Extract all lines from the data beneath that include the word "image".

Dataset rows
○ ○ ○ ○ ○ ○ ○

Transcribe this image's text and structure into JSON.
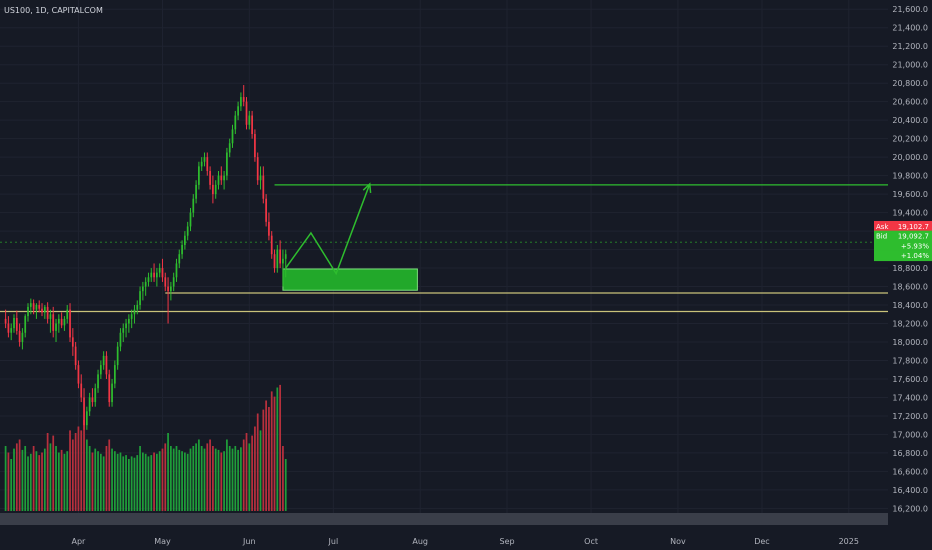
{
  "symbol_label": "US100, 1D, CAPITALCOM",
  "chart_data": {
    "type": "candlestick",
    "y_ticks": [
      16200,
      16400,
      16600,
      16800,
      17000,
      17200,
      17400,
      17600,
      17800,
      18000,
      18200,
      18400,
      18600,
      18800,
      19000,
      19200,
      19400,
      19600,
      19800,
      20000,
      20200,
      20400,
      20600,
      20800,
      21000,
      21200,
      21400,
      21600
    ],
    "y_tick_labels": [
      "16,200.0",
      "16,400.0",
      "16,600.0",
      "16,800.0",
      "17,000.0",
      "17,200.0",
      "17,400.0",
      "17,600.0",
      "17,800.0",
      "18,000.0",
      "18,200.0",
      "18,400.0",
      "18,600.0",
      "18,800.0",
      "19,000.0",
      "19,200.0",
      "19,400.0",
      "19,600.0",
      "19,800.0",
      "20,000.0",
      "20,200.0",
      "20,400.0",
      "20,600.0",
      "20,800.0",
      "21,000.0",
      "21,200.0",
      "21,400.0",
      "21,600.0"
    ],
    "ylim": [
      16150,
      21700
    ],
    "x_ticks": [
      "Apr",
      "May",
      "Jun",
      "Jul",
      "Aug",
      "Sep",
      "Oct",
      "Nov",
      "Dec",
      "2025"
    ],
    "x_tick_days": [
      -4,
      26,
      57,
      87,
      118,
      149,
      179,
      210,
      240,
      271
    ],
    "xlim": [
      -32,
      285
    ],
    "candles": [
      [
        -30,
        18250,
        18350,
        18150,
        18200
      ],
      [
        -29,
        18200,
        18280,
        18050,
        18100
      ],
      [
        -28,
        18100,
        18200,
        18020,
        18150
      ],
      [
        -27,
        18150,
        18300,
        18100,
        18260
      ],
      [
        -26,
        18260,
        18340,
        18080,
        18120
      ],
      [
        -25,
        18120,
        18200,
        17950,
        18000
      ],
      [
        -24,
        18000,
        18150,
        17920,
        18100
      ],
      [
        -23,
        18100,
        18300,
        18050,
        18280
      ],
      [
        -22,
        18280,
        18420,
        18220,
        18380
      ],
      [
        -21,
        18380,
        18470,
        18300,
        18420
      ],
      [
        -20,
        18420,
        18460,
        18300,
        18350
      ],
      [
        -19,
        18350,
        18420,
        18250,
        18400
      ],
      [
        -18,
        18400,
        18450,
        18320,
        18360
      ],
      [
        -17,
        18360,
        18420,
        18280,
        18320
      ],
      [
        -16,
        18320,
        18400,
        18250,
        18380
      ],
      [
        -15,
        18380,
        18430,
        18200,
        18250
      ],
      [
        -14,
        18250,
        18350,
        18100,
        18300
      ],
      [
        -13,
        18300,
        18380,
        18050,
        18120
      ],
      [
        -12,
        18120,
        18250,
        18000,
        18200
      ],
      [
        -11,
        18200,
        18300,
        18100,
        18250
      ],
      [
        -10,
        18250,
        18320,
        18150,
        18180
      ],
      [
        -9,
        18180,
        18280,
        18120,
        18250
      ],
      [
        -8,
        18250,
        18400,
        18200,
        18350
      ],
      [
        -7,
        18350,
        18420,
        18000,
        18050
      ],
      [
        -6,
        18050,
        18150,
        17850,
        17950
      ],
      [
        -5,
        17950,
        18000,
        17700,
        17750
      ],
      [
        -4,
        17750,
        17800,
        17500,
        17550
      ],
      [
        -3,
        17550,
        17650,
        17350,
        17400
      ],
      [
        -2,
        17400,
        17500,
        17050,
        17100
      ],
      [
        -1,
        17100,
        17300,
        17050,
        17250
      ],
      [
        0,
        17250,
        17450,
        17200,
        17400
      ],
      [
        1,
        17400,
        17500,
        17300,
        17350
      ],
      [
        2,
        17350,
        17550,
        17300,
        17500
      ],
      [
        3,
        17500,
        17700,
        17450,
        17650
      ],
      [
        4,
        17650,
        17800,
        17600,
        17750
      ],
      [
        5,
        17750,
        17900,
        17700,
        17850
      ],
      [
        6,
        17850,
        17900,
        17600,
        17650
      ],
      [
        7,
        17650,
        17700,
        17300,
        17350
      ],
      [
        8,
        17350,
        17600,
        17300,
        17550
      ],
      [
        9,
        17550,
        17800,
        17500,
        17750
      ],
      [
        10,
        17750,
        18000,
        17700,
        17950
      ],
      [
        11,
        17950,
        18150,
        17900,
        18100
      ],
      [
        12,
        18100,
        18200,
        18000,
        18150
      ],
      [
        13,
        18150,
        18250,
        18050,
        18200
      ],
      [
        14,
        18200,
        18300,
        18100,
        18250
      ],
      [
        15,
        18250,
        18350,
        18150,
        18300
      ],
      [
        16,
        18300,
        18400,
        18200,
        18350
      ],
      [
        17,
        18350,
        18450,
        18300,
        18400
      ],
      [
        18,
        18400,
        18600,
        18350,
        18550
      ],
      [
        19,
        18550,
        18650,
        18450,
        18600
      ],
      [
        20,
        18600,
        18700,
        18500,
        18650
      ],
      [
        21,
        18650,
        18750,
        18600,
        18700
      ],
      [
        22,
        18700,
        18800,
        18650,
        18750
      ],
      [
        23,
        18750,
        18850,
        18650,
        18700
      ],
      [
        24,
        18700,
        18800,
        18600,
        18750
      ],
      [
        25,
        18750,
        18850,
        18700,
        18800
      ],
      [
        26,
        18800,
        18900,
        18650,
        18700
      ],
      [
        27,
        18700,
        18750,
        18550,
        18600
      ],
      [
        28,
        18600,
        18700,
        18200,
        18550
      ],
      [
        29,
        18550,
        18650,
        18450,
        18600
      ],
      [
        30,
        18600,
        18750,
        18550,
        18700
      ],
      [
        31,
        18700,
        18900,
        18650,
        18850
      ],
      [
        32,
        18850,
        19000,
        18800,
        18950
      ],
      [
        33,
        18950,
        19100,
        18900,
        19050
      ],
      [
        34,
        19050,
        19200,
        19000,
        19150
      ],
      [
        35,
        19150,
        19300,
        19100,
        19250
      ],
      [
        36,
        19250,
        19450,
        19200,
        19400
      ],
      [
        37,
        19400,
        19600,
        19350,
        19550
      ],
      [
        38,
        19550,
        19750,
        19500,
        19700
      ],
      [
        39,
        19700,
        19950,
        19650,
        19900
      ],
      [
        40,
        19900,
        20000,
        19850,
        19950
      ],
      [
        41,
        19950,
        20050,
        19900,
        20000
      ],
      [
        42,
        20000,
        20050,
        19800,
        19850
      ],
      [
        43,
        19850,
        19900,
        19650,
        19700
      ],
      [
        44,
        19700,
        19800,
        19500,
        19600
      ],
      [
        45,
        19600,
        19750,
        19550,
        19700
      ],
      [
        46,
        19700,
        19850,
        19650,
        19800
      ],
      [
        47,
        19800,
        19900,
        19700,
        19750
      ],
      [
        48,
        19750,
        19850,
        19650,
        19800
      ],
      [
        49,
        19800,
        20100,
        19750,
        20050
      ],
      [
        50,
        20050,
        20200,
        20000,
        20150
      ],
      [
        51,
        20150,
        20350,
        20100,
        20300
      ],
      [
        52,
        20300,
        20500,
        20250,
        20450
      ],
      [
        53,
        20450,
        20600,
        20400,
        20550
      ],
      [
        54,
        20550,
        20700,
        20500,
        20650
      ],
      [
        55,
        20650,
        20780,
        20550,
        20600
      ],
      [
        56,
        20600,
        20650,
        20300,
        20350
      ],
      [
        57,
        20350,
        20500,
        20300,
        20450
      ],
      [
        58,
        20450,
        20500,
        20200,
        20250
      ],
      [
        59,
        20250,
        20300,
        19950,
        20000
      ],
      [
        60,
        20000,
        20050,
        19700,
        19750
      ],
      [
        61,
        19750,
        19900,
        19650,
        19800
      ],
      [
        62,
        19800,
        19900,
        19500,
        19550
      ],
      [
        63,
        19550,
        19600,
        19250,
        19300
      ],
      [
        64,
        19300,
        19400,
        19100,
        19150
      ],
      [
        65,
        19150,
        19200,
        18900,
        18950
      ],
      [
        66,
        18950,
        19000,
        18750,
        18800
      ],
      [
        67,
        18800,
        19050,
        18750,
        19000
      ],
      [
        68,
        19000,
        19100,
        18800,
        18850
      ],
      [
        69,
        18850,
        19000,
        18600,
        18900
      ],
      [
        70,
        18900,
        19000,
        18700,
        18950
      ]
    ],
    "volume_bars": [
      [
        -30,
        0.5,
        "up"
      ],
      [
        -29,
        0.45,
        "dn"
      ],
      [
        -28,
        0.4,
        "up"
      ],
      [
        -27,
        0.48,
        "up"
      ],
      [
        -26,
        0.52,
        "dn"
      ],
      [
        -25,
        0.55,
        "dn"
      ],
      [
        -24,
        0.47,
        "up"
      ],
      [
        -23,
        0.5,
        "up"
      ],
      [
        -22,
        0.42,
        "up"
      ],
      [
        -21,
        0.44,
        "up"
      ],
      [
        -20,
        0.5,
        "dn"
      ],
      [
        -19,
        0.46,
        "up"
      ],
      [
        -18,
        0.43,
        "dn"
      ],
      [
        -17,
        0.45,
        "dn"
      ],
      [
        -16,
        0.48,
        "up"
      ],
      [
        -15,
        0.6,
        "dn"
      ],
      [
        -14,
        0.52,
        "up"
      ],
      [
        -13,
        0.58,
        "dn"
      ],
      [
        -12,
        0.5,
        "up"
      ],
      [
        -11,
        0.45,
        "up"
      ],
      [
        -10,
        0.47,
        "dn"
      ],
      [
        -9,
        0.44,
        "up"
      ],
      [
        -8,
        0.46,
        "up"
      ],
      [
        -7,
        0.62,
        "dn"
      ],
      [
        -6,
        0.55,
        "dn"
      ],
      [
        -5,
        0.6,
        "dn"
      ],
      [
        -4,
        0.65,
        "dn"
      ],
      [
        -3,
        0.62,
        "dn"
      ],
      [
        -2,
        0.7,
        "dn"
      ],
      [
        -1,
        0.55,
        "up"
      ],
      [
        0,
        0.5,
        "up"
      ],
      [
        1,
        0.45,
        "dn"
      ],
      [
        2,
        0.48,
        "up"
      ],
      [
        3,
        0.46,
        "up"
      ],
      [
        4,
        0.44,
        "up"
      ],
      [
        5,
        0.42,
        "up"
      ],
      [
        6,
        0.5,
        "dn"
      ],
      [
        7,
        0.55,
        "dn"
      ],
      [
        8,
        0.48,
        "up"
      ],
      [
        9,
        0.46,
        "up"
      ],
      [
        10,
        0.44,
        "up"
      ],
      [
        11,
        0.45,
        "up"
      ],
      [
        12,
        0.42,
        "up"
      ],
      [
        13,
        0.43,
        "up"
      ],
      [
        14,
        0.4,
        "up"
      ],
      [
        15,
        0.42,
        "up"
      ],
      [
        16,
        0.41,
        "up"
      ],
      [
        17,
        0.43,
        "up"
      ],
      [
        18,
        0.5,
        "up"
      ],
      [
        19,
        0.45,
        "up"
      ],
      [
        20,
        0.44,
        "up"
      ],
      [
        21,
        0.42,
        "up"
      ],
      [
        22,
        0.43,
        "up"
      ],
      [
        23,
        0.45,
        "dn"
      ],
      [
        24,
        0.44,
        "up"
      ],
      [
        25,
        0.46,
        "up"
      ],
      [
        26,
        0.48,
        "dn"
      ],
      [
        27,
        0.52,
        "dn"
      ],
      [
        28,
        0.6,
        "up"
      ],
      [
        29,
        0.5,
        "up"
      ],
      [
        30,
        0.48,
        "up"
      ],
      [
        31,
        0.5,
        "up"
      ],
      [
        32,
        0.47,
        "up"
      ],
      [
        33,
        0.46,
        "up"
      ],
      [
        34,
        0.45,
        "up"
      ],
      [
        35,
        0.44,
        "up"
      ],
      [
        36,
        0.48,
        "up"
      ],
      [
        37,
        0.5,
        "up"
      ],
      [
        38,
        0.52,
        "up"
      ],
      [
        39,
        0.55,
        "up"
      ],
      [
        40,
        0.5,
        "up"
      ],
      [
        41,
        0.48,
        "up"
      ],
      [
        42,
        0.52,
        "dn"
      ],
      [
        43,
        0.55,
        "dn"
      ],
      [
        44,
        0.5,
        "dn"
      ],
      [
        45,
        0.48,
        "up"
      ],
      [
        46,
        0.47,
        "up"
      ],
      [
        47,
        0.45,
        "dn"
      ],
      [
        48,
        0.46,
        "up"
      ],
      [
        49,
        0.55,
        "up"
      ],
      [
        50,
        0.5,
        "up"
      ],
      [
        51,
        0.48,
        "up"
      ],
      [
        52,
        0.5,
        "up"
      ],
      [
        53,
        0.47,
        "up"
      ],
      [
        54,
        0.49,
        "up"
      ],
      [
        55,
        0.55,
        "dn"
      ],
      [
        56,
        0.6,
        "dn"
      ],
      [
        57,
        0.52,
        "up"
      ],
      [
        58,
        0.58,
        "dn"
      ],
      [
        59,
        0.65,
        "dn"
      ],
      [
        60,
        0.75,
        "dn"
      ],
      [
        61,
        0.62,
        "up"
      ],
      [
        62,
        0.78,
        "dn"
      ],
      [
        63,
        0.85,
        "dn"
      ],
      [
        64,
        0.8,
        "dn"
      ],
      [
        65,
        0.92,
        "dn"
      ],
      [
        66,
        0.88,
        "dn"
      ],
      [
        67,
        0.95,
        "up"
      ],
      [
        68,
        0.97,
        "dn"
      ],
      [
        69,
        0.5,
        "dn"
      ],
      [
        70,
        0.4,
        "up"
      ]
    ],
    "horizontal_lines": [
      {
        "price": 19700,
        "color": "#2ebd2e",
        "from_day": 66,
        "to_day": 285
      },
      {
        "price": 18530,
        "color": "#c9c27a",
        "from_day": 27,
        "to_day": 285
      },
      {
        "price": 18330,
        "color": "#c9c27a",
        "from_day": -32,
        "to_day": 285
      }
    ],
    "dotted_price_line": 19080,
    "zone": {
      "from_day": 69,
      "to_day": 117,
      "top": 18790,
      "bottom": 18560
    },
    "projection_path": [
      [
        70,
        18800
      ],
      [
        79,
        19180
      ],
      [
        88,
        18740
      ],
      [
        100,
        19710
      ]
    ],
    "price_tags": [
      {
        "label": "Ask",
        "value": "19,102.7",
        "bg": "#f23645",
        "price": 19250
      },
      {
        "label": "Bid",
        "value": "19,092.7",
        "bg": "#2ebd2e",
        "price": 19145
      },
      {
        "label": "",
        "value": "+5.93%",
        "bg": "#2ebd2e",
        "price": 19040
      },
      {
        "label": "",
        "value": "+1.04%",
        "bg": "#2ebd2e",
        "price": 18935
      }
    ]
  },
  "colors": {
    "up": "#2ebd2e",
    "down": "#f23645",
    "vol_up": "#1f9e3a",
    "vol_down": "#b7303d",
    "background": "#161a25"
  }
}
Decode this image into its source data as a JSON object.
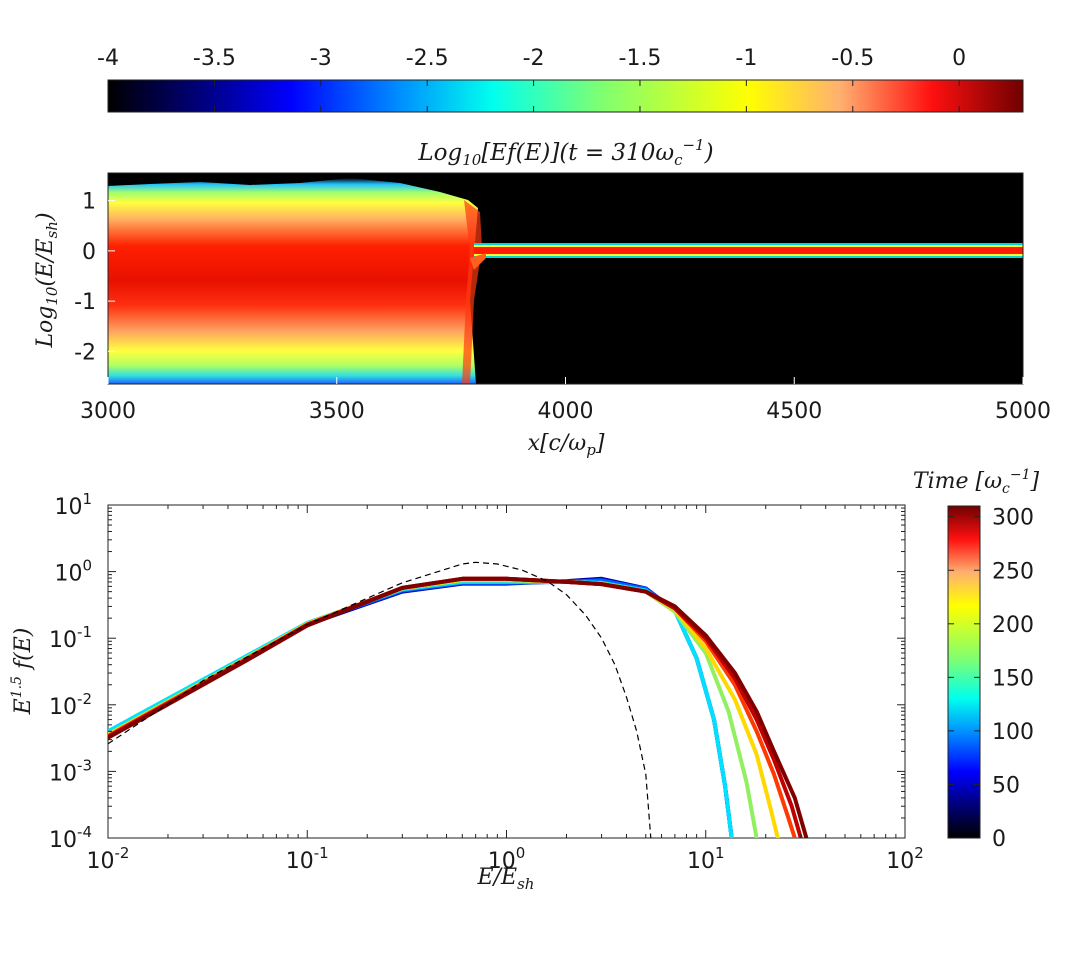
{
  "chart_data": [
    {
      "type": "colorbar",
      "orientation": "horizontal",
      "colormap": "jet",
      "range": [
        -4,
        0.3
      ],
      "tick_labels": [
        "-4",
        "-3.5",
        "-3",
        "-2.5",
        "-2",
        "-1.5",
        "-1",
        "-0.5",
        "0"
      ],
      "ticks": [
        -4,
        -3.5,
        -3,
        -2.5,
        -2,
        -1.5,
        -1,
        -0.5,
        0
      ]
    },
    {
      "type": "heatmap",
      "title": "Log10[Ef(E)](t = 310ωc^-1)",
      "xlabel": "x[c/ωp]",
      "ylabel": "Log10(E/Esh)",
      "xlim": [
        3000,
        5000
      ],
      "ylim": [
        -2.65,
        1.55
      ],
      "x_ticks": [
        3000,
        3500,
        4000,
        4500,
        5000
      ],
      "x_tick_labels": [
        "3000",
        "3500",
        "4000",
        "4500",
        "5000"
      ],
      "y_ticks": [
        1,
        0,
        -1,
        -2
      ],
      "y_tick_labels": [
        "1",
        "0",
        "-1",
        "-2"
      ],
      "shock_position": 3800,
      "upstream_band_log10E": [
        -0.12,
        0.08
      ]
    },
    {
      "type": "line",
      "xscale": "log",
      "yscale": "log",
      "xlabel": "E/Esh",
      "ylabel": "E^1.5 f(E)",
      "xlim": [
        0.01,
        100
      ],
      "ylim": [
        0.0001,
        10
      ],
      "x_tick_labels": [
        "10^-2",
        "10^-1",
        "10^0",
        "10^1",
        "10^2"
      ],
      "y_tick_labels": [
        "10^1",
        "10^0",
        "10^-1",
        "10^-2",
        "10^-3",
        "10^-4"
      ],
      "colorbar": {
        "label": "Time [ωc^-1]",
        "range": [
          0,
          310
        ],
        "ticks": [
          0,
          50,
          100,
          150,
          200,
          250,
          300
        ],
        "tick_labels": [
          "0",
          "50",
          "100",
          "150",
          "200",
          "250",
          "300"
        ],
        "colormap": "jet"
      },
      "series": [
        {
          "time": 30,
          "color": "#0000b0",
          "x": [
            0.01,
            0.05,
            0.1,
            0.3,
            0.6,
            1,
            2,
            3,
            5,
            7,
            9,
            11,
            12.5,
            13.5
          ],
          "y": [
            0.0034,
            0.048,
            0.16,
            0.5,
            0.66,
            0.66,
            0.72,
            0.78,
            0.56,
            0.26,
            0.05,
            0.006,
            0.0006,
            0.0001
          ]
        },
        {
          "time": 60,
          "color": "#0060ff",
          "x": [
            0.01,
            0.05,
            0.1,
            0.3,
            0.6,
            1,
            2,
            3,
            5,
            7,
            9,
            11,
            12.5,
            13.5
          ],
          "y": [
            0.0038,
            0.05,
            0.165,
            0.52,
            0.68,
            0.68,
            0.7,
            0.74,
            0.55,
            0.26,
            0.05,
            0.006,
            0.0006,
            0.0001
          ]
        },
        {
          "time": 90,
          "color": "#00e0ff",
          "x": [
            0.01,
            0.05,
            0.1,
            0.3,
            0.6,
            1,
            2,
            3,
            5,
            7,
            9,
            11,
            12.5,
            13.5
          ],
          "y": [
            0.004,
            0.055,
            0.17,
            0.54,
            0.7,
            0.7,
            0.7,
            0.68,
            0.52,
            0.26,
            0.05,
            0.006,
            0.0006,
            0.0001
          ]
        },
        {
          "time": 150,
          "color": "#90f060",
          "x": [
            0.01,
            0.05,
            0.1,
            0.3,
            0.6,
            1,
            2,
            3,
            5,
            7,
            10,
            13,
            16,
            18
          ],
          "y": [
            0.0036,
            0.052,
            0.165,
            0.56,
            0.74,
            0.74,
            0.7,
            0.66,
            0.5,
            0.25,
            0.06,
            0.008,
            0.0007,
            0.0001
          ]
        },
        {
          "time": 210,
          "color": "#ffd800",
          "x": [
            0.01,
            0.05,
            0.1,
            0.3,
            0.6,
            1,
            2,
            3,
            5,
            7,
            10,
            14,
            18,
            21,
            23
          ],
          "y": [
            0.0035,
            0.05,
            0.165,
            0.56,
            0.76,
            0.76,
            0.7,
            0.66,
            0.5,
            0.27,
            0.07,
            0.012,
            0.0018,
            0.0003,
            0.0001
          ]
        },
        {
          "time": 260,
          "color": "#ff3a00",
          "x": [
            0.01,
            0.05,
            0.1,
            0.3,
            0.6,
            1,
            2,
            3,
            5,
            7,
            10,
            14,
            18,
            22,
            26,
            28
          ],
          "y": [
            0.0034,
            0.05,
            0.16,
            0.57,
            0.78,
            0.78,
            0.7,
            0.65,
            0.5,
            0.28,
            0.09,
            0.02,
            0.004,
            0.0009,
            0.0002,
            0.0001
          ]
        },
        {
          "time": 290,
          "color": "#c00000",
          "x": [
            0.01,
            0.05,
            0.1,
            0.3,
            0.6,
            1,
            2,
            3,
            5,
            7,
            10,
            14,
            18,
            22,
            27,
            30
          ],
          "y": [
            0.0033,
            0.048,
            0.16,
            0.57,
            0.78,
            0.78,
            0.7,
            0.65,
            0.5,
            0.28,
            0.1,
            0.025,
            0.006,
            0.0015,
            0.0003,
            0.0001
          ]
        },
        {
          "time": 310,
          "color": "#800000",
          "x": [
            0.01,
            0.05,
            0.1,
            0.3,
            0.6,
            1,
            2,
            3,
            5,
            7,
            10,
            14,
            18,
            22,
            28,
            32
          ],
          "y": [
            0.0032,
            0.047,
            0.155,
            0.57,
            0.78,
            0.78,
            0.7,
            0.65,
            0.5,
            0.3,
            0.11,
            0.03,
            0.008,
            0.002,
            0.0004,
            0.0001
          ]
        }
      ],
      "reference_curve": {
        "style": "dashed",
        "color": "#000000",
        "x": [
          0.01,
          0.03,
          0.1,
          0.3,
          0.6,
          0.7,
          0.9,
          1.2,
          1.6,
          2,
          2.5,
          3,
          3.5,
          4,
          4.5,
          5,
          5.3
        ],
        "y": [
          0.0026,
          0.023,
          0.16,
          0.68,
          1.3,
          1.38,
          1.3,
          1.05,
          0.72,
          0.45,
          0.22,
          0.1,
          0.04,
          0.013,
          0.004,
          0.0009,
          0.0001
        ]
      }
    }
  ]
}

○ ○ ○ ○ ○ ○ ○

> **Task output**
Transcribe this image's text and structure into JSON.
Decode this image into its source data as a JSON object.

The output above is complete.